_Exercise goal_
Produce an exact copy of all the data below, dropping every image.

(Stored data entries)
══════

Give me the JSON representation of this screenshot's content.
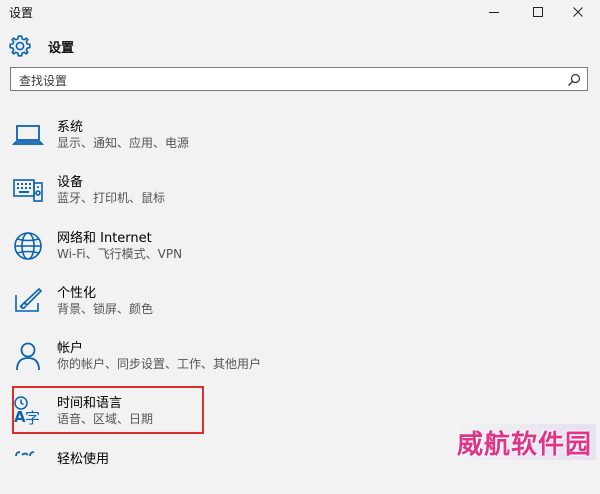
{
  "window": {
    "title": "设置",
    "controls": [
      "minimize",
      "maximize",
      "close"
    ]
  },
  "header": {
    "icon": "gear-icon",
    "title": "设置"
  },
  "search": {
    "placeholder": "查找设置",
    "icon": "search-icon"
  },
  "categories": [
    {
      "name": "系统",
      "desc": "显示、通知、应用、电源",
      "icon": "laptop-icon"
    },
    {
      "name": "设备",
      "desc": "蓝牙、打印机、鼠标",
      "icon": "keyboard-device-icon"
    },
    {
      "name": "网络和 Internet",
      "desc": "Wi-Fi、飞行模式、VPN",
      "icon": "globe-icon"
    },
    {
      "name": "个性化",
      "desc": "背景、锁屏、颜色",
      "icon": "personalization-icon"
    },
    {
      "name": "帐户",
      "desc": "你的帐户、同步设置、工作、其他用户",
      "icon": "person-icon"
    },
    {
      "name": "时间和语言",
      "desc": "语音、区域、日期",
      "icon": "time-language-icon"
    },
    {
      "name": "轻松使用",
      "desc": "",
      "icon": "ease-of-access-icon"
    }
  ],
  "colors": {
    "accent": "#0a62b0",
    "highlight_border": "#d9302a",
    "watermark": "#e0348a"
  },
  "watermark": {
    "text": "威航软件园"
  }
}
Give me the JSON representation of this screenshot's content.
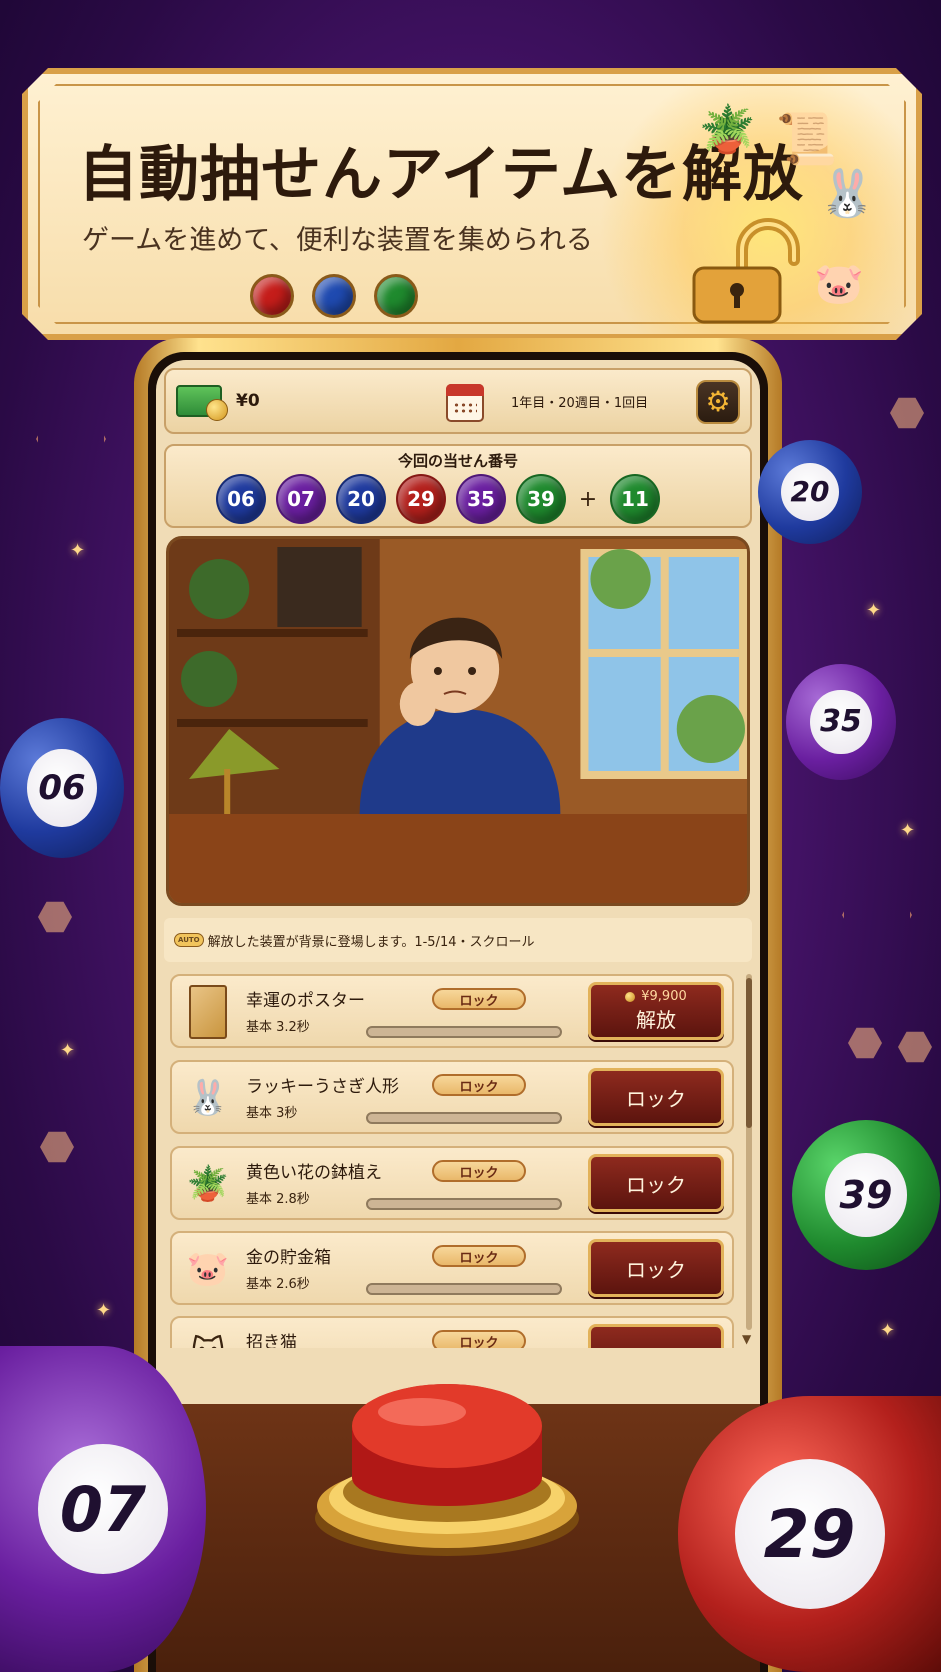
{
  "banner": {
    "title": "自動抽せんアイテムを解放",
    "subtitle": "ゲームを進めて、便利な装置を集められる"
  },
  "topbar": {
    "money": "¥0",
    "date": "1年目・20週目・1回目",
    "icons": {
      "money": "cash-icon",
      "calendar": "calendar-icon",
      "settings": "gear-icon"
    }
  },
  "lottery": {
    "title": "今回の当せん番号",
    "numbers": [
      {
        "value": "06",
        "color": "#1f3a9e"
      },
      {
        "value": "07",
        "color": "#6a1fa0"
      },
      {
        "value": "20",
        "color": "#1f3a9e"
      },
      {
        "value": "29",
        "color": "#b3201c"
      },
      {
        "value": "35",
        "color": "#6a1fa0"
      },
      {
        "value": "39",
        "color": "#1f8a2e"
      }
    ],
    "plus": "+",
    "bonus": {
      "value": "11",
      "color": "#1f8a2e"
    }
  },
  "hint": {
    "badge": "AUTO",
    "text": "解放した装置が背景に登場します。1-5/14・スクロール"
  },
  "items": [
    {
      "name": "幸運のポスター",
      "base": "基本 3.2秒",
      "tag": "ロック",
      "icon": "poster-icon",
      "price": "¥9,900",
      "action": "解放"
    },
    {
      "name": "ラッキーうさぎ人形",
      "base": "基本 3秒",
      "tag": "ロック",
      "icon": "rabbit-doll-icon",
      "action": "ロック"
    },
    {
      "name": "黄色い花の鉢植え",
      "base": "基本 2.8秒",
      "tag": "ロック",
      "icon": "flower-pot-icon",
      "action": "ロック"
    },
    {
      "name": "金の貯金箱",
      "base": "基本 2.6秒",
      "tag": "ロック",
      "icon": "piggy-bank-icon",
      "action": "ロック"
    },
    {
      "name": "招き猫",
      "base": "",
      "tag": "ロック",
      "icon": "lucky-cat-icon",
      "action": ""
    }
  ],
  "floating_balls": [
    {
      "value": "20",
      "color": "#1f3a9e"
    },
    {
      "value": "06",
      "color": "#1f3a9e"
    },
    {
      "value": "35",
      "color": "#6a1fa0"
    },
    {
      "value": "39",
      "color": "#1f8a2e"
    },
    {
      "value": "07",
      "color": "#6a1fa0"
    },
    {
      "value": "29",
      "color": "#b3201c"
    }
  ],
  "colors": {
    "accent_gold": "#e3a842",
    "button_red": "#8e2a1e",
    "background_purple": "#4b1570"
  }
}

══════

_Correct answer_
Give me the JSON representation of this screenshot's content.
{
  "window": {
    "title": "设置",
    "controls": [
      "minimize",
      "maximize",
      "close"
    ]
  },
  "header": {
    "icon": "gear-icon",
    "title": "设置"
  },
  "search": {
    "placeholder": "查找设置",
    "icon": "search-icon"
  },
  "categories": [
    {
      "name": "系统",
      "desc": "显示、通知、应用、电源",
      "icon": "laptop-icon"
    },
    {
      "name": "设备",
      "desc": "蓝牙、打印机、鼠标",
      "icon": "keyboard-device-icon"
    },
    {
      "name": "网络和 Internet",
      "desc": "Wi-Fi、飞行模式、VPN",
      "icon": "globe-icon"
    },
    {
      "name": "个性化",
      "desc": "背景、锁屏、颜色",
      "icon": "personalization-icon"
    },
    {
      "name": "帐户",
      "desc": "你的帐户、同步设置、工作、其他用户",
      "icon": "person-icon"
    },
    {
      "name": "时间和语言",
      "desc": "语音、区域、日期",
      "icon": "time-language-icon"
    },
    {
      "name": "轻松使用",
      "desc": "",
      "icon": "ease-of-access-icon"
    }
  ],
  "colors": {
    "accent": "#0a62b0",
    "highlight_border": "#d9302a",
    "watermark": "#e0348a"
  },
  "watermark": {
    "text": "威航软件园"
  }
}
Give me the JSON representation of this screenshot's content.
{
  "banner": {
    "title": "自動抽せんアイテムを解放",
    "subtitle": "ゲームを進めて、便利な装置を集められる"
  },
  "topbar": {
    "money": "¥0",
    "date": "1年目・20週目・1回目",
    "icons": {
      "money": "cash-icon",
      "calendar": "calendar-icon",
      "settings": "gear-icon"
    }
  },
  "lottery": {
    "title": "今回の当せん番号",
    "numbers": [
      {
        "value": "06",
        "color": "#1f3a9e"
      },
      {
        "value": "07",
        "color": "#6a1fa0"
      },
      {
        "value": "20",
        "color": "#1f3a9e"
      },
      {
        "value": "29",
        "color": "#b3201c"
      },
      {
        "value": "35",
        "color": "#6a1fa0"
      },
      {
        "value": "39",
        "color": "#1f8a2e"
      }
    ],
    "plus": "+",
    "bonus": {
      "value": "11",
      "color": "#1f8a2e"
    }
  },
  "hint": {
    "badge": "AUTO",
    "text": "解放した装置が背景に登場します。1-5/14・スクロール"
  },
  "items": [
    {
      "name": "幸運のポスター",
      "base": "基本 3.2秒",
      "tag": "ロック",
      "icon": "poster-icon",
      "price": "¥9,900",
      "action": "解放"
    },
    {
      "name": "ラッキーうさぎ人形",
      "base": "基本 3秒",
      "tag": "ロック",
      "icon": "rabbit-doll-icon",
      "action": "ロック"
    },
    {
      "name": "黄色い花の鉢植え",
      "base": "基本 2.8秒",
      "tag": "ロック",
      "icon": "flower-pot-icon",
      "action": "ロック"
    },
    {
      "name": "金の貯金箱",
      "base": "基本 2.6秒",
      "tag": "ロック",
      "icon": "piggy-bank-icon",
      "action": "ロック"
    },
    {
      "name": "招き猫",
      "base": "",
      "tag": "ロック",
      "icon": "lucky-cat-icon",
      "action": ""
    }
  ],
  "floating_balls": [
    {
      "value": "20",
      "color": "#1f3a9e"
    },
    {
      "value": "06",
      "color": "#1f3a9e"
    },
    {
      "value": "35",
      "color": "#6a1fa0"
    },
    {
      "value": "39",
      "color": "#1f8a2e"
    },
    {
      "value": "07",
      "color": "#6a1fa0"
    },
    {
      "value": "29",
      "color": "#b3201c"
    }
  ],
  "colors": {
    "accent_gold": "#e3a842",
    "button_red": "#8e2a1e",
    "background_purple": "#4b1570"
  }
}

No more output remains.